**RAW DATA**.
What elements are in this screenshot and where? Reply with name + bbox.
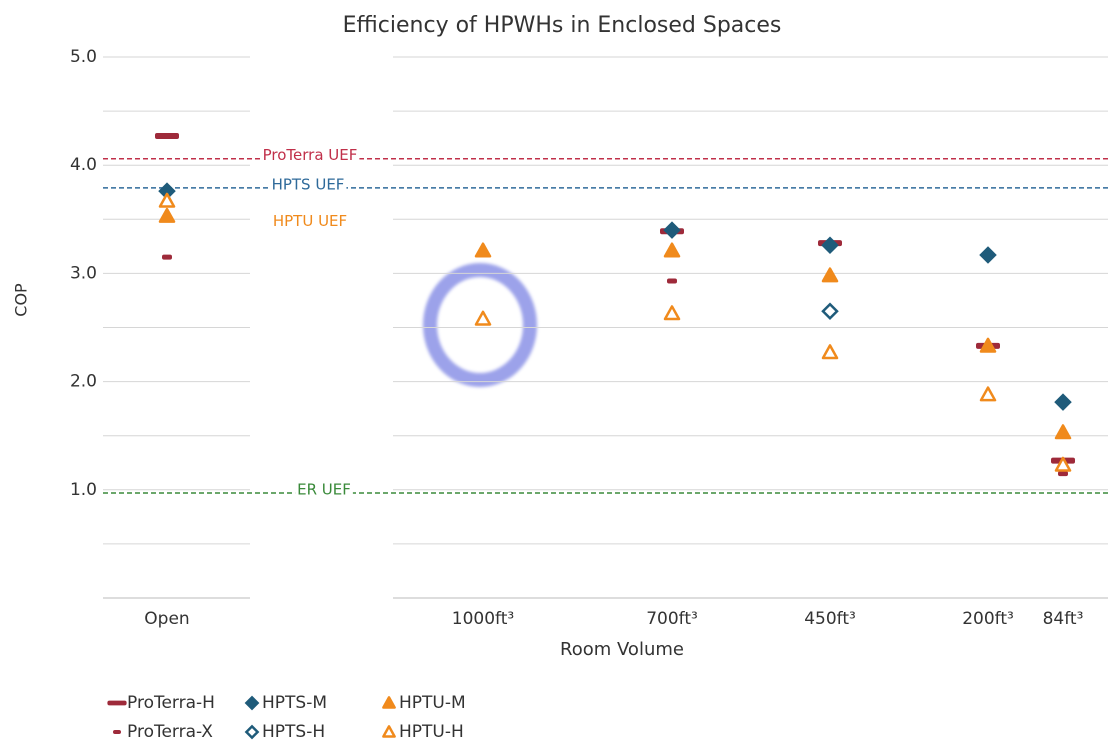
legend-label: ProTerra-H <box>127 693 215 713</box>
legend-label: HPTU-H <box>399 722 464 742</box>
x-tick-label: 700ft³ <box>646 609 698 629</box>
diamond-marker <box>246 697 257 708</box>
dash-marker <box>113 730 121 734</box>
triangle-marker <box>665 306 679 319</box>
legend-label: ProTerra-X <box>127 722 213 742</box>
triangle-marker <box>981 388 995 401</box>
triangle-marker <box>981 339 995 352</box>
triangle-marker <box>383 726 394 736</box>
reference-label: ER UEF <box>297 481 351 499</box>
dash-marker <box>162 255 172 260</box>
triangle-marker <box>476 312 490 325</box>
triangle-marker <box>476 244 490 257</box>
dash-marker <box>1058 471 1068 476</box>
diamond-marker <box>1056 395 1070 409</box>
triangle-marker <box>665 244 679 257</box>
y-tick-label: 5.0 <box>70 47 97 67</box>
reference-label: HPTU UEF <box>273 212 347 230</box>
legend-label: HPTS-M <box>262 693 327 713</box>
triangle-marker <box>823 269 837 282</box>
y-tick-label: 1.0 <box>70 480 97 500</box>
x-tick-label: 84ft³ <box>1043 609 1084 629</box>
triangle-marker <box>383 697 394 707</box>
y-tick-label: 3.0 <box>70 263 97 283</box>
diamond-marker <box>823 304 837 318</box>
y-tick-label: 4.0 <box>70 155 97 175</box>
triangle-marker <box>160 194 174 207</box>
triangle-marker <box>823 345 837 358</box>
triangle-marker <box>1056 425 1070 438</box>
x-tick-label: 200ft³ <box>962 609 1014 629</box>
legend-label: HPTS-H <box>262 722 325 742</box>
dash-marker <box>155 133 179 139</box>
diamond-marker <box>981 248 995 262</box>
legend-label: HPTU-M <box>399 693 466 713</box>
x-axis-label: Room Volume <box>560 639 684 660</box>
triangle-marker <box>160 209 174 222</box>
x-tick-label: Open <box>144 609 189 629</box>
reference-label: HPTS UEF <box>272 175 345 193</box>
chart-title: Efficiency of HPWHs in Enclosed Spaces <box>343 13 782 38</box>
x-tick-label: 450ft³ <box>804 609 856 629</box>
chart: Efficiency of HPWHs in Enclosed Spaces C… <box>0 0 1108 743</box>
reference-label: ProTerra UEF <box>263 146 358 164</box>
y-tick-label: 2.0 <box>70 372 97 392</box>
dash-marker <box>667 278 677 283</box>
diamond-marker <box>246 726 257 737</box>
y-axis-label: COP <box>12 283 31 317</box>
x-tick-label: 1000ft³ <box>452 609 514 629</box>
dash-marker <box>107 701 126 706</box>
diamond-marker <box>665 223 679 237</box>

**INSTRUCTIONS TO FOLLOW**.
Rewrite all of the data above as a numbered list, leaving out blank lines and the pictures.

**FULL SOLUTION**.
1. What elements are in this screenshot and where? Reply with name + bbox.
2. legend-label: ProTerra-H <box>127 693 215 713</box>
3. legend-label: HPTU-H <box>399 722 464 742</box>
4. x-tick-label: 700ft³ <box>646 609 698 629</box>
5. diamond-marker <box>246 697 257 708</box>
6. dash-marker <box>113 730 121 734</box>
7. triangle-marker <box>665 306 679 319</box>
8. legend-label: ProTerra-X <box>127 722 213 742</box>
9. triangle-marker <box>981 388 995 401</box>
10. triangle-marker <box>981 339 995 352</box>
11. triangle-marker <box>383 726 394 736</box>
12. reference-label: ER UEF <box>297 481 351 499</box>
13. dash-marker <box>162 255 172 260</box>
14. triangle-marker <box>476 312 490 325</box>
15. triangle-marker <box>476 244 490 257</box>
16. dash-marker <box>1058 471 1068 476</box>
17. diamond-marker <box>1056 395 1070 409</box>
18. triangle-marker <box>665 244 679 257</box>
19. y-tick-label: 5.0 <box>70 47 97 67</box>
20. reference-label: HPTU UEF <box>273 212 347 230</box>
21. legend-label: HPTS-M <box>262 693 327 713</box>
22. triangle-marker <box>823 269 837 282</box>
23. y-tick-label: 1.0 <box>70 480 97 500</box>
24. x-tick-label: 84ft³ <box>1043 609 1084 629</box>
25. triangle-marker <box>383 697 394 707</box>
26. y-tick-label: 3.0 <box>70 263 97 283</box>
27. diamond-marker <box>823 304 837 318</box>
28. y-tick-label: 4.0 <box>70 155 97 175</box>
29. triangle-marker <box>160 194 174 207</box>
30. triangle-marker <box>823 345 837 358</box>
31. triangle-marker <box>1056 425 1070 438</box>
32. x-tick-label: 200ft³ <box>962 609 1014 629</box>
33. legend-label: HPTS-H <box>262 722 325 742</box>
34. dash-marker <box>155 133 179 139</box>
35. diamond-marker <box>981 248 995 262</box>
36. legend-label: HPTU-M <box>399 693 466 713</box>
37. x-axis-label: Room Volume <box>560 639 684 660</box>
38. triangle-marker <box>160 209 174 222</box>
39. x-tick-label: Open <box>144 609 189 629</box>
40. reference-label: HPTS UEF <box>272 175 345 193</box>
41. chart-title: Efficiency of HPWHs in Enclosed Spaces <box>343 13 782 38</box>
42. x-tick-label: 450ft³ <box>804 609 856 629</box>
43. chart: Efficiency of HPWHs in Enclosed Spaces C… <box>0 0 1108 743</box>
44. reference-label: ProTerra UEF <box>263 146 358 164</box>
45. y-tick-label: 2.0 <box>70 372 97 392</box>
46. dash-marker <box>667 278 677 283</box>
47. diamond-marker <box>246 726 257 737</box>
48. y-axis-label: COP <box>12 283 31 317</box>
49. x-tick-label: 1000ft³ <box>452 609 514 629</box>
50. dash-marker <box>107 701 126 706</box>
51. diamond-marker <box>665 223 679 237</box>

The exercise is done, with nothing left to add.